Set exercise =
Gather up every line that includes the string "TradingView".

Stored data =
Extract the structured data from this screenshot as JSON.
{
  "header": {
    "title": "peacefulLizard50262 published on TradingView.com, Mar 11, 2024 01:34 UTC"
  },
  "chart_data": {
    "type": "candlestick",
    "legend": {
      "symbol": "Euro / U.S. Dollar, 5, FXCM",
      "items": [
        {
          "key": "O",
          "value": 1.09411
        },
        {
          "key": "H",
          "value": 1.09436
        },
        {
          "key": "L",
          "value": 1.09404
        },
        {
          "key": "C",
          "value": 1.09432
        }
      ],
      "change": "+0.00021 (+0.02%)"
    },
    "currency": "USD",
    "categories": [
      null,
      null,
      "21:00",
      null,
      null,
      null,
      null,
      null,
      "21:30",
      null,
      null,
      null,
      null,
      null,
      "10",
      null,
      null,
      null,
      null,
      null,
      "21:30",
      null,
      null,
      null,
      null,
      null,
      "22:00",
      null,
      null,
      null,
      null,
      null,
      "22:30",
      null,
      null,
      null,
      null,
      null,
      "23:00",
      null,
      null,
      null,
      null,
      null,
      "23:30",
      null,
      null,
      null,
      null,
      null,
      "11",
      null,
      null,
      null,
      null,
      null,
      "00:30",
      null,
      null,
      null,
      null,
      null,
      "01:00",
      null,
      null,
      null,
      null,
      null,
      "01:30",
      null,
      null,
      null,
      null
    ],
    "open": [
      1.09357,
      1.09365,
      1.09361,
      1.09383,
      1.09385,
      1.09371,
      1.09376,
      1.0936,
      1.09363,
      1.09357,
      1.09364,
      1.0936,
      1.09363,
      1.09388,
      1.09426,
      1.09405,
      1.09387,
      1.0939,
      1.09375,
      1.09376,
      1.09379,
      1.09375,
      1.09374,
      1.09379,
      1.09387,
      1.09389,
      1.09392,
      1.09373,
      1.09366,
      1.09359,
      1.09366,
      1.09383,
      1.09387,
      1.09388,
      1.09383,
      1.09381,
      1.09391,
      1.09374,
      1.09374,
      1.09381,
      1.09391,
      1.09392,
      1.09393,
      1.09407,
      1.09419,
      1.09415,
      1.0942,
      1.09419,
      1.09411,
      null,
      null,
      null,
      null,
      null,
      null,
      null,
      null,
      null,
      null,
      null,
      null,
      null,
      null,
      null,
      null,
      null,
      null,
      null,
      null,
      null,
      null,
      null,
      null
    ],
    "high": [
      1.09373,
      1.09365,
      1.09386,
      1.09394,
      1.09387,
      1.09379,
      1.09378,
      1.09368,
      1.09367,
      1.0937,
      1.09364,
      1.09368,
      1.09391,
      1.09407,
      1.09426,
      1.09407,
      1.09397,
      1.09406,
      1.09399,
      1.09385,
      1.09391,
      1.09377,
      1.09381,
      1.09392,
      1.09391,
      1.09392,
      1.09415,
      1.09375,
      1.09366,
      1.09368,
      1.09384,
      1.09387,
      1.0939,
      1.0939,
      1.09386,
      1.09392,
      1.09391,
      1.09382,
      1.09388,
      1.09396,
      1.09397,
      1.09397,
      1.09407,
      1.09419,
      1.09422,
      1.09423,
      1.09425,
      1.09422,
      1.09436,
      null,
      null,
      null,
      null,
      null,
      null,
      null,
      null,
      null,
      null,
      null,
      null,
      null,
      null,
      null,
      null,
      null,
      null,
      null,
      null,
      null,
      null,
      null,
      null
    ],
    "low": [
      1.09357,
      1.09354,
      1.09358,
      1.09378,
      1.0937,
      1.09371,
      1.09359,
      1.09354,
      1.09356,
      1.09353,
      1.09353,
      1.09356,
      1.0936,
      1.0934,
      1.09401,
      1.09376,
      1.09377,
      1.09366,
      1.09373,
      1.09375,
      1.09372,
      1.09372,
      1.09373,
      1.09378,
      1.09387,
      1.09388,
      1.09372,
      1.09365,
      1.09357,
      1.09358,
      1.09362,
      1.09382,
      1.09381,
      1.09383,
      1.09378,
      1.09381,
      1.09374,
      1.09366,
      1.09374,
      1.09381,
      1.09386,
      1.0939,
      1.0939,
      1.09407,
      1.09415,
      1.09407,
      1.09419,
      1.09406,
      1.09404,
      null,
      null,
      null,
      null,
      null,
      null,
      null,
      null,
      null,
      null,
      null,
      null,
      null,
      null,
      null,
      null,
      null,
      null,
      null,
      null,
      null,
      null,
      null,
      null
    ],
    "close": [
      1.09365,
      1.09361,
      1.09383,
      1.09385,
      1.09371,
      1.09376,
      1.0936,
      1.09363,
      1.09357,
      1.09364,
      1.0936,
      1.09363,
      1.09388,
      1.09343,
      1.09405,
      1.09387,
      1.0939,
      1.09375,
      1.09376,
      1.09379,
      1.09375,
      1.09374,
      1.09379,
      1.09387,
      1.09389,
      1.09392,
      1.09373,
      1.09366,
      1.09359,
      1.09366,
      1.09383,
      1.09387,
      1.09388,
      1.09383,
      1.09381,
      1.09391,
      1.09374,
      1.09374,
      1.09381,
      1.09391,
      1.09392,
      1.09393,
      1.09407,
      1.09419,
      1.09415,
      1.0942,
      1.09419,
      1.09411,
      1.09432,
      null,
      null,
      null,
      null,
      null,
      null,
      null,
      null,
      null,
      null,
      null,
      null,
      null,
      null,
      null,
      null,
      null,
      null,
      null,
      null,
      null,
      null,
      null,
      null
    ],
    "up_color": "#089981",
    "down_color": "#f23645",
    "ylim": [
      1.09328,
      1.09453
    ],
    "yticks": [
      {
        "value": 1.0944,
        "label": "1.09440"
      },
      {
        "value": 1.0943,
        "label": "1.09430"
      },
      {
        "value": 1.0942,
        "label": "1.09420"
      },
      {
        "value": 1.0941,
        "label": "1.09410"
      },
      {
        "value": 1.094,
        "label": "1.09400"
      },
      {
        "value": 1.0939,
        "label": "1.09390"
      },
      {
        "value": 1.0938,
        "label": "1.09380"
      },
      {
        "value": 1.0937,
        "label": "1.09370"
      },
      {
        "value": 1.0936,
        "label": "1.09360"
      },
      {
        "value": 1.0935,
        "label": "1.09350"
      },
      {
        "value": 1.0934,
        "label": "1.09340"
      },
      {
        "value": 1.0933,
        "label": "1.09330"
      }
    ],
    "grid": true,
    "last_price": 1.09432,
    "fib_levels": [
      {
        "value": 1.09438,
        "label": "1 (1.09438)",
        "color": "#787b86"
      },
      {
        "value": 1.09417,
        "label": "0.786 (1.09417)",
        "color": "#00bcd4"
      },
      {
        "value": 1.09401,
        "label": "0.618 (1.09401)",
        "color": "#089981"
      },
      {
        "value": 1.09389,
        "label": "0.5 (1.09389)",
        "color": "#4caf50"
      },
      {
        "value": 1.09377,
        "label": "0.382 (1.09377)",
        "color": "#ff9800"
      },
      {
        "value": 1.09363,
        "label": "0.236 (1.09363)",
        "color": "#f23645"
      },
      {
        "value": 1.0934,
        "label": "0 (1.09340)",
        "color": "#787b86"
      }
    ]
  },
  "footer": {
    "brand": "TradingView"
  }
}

Solution for this exercise =
    "title": "peacefulLizard50262 published on TradingView.com, Mar 11, 2024 01:34 UTC"
    "brand": "TradingView"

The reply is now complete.